▶ [The exercise] In the listing, locate the line containing "Parse this screenshot: output", then quote it and all following lines exactly. Omit pictures.

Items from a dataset

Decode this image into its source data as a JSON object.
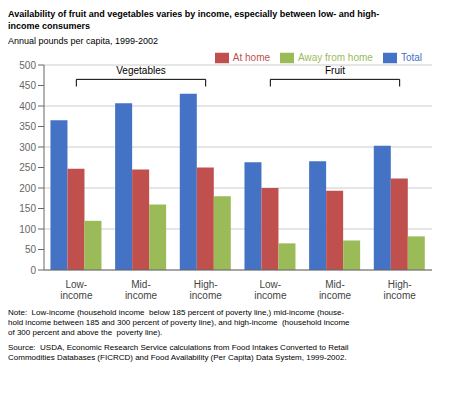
{
  "chart_data": {
    "type": "bar",
    "title": "Availability of fruit and vegetables varies by income, especially between low- and high-\nincome consumers",
    "subtitle": "Annual pounds per capita, 1999-2002",
    "categories": [
      "Low-\nincome",
      "Mid-\nincome",
      "High-\nincome",
      "Low-\nincome",
      "Mid-\nincome",
      "High-\nincome"
    ],
    "series": [
      {
        "name": "Total",
        "color": "#4472C4",
        "values": [
          365,
          407,
          430,
          263,
          265,
          303
        ]
      },
      {
        "name": "At home",
        "color": "#C0504D",
        "values": [
          247,
          245,
          250,
          200,
          193,
          223
        ]
      },
      {
        "name": "Away from home",
        "color": "#9BBB59",
        "values": [
          120,
          160,
          180,
          65,
          72,
          82
        ]
      }
    ],
    "ylim": [
      0,
      500
    ],
    "yticks": [
      0,
      50,
      100,
      150,
      200,
      250,
      300,
      350,
      400,
      450,
      500
    ],
    "grid": true,
    "legend": "upper right",
    "annotations": [
      {
        "text": "Vegetables",
        "start": 0,
        "end": 2
      },
      {
        "text": "Fruit",
        "start": 3,
        "end": 5
      }
    ],
    "note": "Note:  Low-income (household income  below 185 percent of poverty line,) mid-income (house-\nhold income between 185 and 300 percent of poverty line), and high-income  (household income\nof 300 percent and above the  poverty line).",
    "source": "Source:  USDA, Economic Research Service calculations from Food Intakes Converted to Retail\nCommodities Databases (FICRCD) and Food Availability (Per Capita) Data System, 1999-2002."
  }
}
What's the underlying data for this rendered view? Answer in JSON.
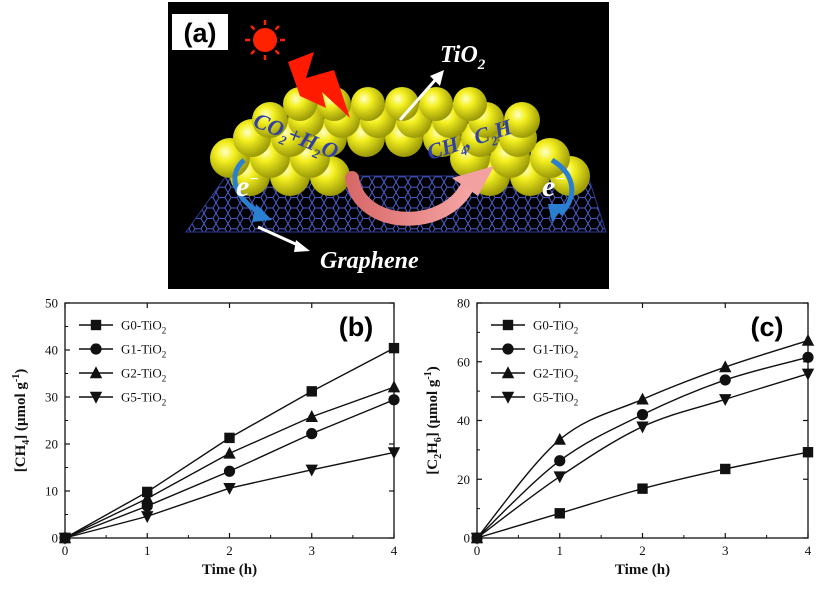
{
  "panel_a": {
    "letter": "(a)",
    "labels": {
      "tio2": "TiO",
      "tio2_sub": "2",
      "graphene": "Graphene",
      "electron": "e",
      "electron_sup": "−",
      "co2": "CO",
      "co2_sub": "2",
      "plus_h2o": "+H",
      "h2o_sub": "2",
      "h2o_o": "O",
      "ch4": "CH",
      "ch4_sub": "4",
      "c2h6": ", C",
      "c2h6_sub": "2",
      "c2h6_h": "H"
    },
    "colors": {
      "background": "#000000",
      "tio2_sphere": "#f2f01a",
      "graphene_mesh": "#3a4fb8",
      "arrow_pink": "#f09090",
      "electron_arrow": "#2a7fd0",
      "sun": "#ff2200"
    }
  },
  "chart_data": [
    {
      "panel": "(b)",
      "type": "line",
      "x": [
        0,
        1,
        2,
        3,
        4
      ],
      "xlabel": "Time (h)",
      "ylabel": "[CH4] (μmol g-1)",
      "ylabel_parts": {
        "pre": "[CH",
        "sub": "4",
        "mid": "] (μmol g",
        "sup": "-1",
        "post": ")"
      },
      "xlim": [
        0,
        4
      ],
      "ylim": [
        0,
        50
      ],
      "xticks": [
        0,
        1,
        2,
        3,
        4
      ],
      "yticks": [
        0,
        10,
        20,
        30,
        40,
        50
      ],
      "legend_position": "top-left",
      "series": [
        {
          "name": "G0-TiO2",
          "label_main": "G0-TiO",
          "label_sub": "2",
          "marker": "square",
          "values": [
            0,
            9.8,
            21.3,
            31.2,
            40.4
          ]
        },
        {
          "name": "G1-TiO2",
          "label_main": "G1-TiO",
          "label_sub": "2",
          "marker": "circle",
          "values": [
            0,
            6.8,
            14.2,
            22.2,
            29.4
          ]
        },
        {
          "name": "G2-TiO2",
          "label_main": "G2-TiO",
          "label_sub": "2",
          "marker": "triangle-up",
          "values": [
            0,
            8.4,
            18.0,
            25.8,
            32.1
          ]
        },
        {
          "name": "G5-TiO2",
          "label_main": "G5-TiO",
          "label_sub": "2",
          "marker": "triangle-down",
          "values": [
            0,
            4.6,
            10.6,
            14.5,
            18.2
          ]
        }
      ]
    },
    {
      "panel": "(c)",
      "type": "line",
      "x": [
        0,
        1,
        2,
        3,
        4
      ],
      "xlabel": "Time (h)",
      "ylabel": "[C2H6] (μmol g-1)",
      "ylabel_parts": {
        "pre": "[C",
        "sub": "2",
        "mid": "H",
        "sub2": "6",
        "mid2": "] (μmol g",
        "sup": "-1",
        "post": ")"
      },
      "xlim": [
        0,
        4
      ],
      "ylim": [
        0,
        80
      ],
      "xticks": [
        0,
        1,
        2,
        3,
        4
      ],
      "yticks": [
        0,
        20,
        40,
        60,
        80
      ],
      "legend_position": "top-left",
      "series": [
        {
          "name": "G0-TiO2",
          "label_main": "G0-TiO",
          "label_sub": "2",
          "marker": "square",
          "values": [
            0,
            8.4,
            16.8,
            23.5,
            29.2
          ]
        },
        {
          "name": "G1-TiO2",
          "label_main": "G1-TiO",
          "label_sub": "2",
          "marker": "circle",
          "values": [
            0,
            26.3,
            42.0,
            53.8,
            61.5
          ]
        },
        {
          "name": "G2-TiO2",
          "label_main": "G2-TiO",
          "label_sub": "2",
          "marker": "triangle-up",
          "values": [
            0,
            33.5,
            47.2,
            58.2,
            67.2
          ]
        },
        {
          "name": "G5-TiO2",
          "label_main": "G5-TiO",
          "label_sub": "2",
          "marker": "triangle-down",
          "values": [
            0,
            20.9,
            37.9,
            47.2,
            55.9
          ]
        }
      ]
    }
  ]
}
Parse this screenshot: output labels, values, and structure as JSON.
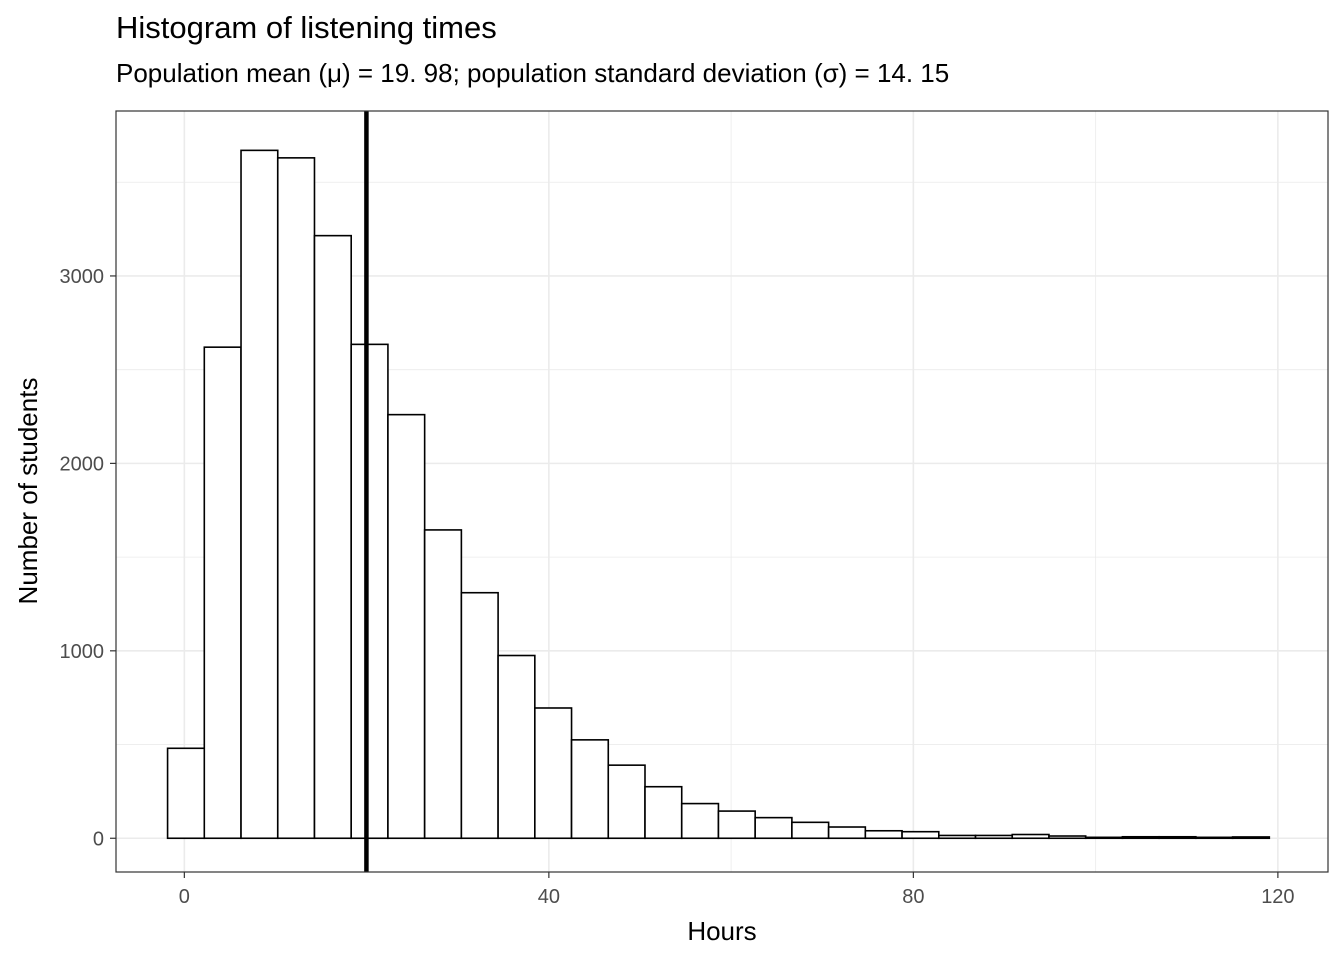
{
  "chart_data": {
    "type": "bar",
    "title": "Histogram of listening times",
    "subtitle": "Population mean (μ) = 19. 98; population standard deviation (σ) = 14. 15",
    "xlabel": "Hours",
    "ylabel": "Number of students",
    "xlim": [
      -7.5,
      125.5
    ],
    "ylim": [
      -180,
      3880
    ],
    "x_ticks": [
      0,
      40,
      80,
      120
    ],
    "y_ticks": [
      0,
      1000,
      2000,
      3000
    ],
    "grid": true,
    "legend": "none",
    "bin_width": 4.03,
    "bin_start": -1.84,
    "values": [
      480,
      2620,
      3670,
      3630,
      3215,
      2635,
      2260,
      1645,
      1310,
      975,
      695,
      525,
      390,
      275,
      185,
      145,
      110,
      85,
      60,
      40,
      35,
      15,
      15,
      20,
      12,
      5,
      8,
      8,
      5,
      7
    ],
    "mean_line": 19.98,
    "bar_fill": "#ffffff",
    "bar_stroke": "#000000",
    "grid_color": "#ebebeb"
  }
}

▶ [Task solution]
Parse this screenshot: output labels, values, and structure as JSON.
{
  "chart_data": {
    "type": "bar",
    "title": "Histogram of listening times",
    "subtitle": "Population mean (μ) = 19. 98; population standard deviation (σ) = 14. 15",
    "xlabel": "Hours",
    "ylabel": "Number of students",
    "xlim": [
      -7.5,
      125.5
    ],
    "ylim": [
      -180,
      3880
    ],
    "x_ticks": [
      0,
      40,
      80,
      120
    ],
    "y_ticks": [
      0,
      1000,
      2000,
      3000
    ],
    "grid": true,
    "legend": "none",
    "bin_width": 4.03,
    "bin_start": -1.84,
    "values": [
      480,
      2620,
      3670,
      3630,
      3215,
      2635,
      2260,
      1645,
      1310,
      975,
      695,
      525,
      390,
      275,
      185,
      145,
      110,
      85,
      60,
      40,
      35,
      15,
      15,
      20,
      12,
      5,
      8,
      8,
      5,
      7
    ],
    "mean_line": 19.98,
    "bar_fill": "#ffffff",
    "bar_stroke": "#000000",
    "grid_color": "#ebebeb"
  }
}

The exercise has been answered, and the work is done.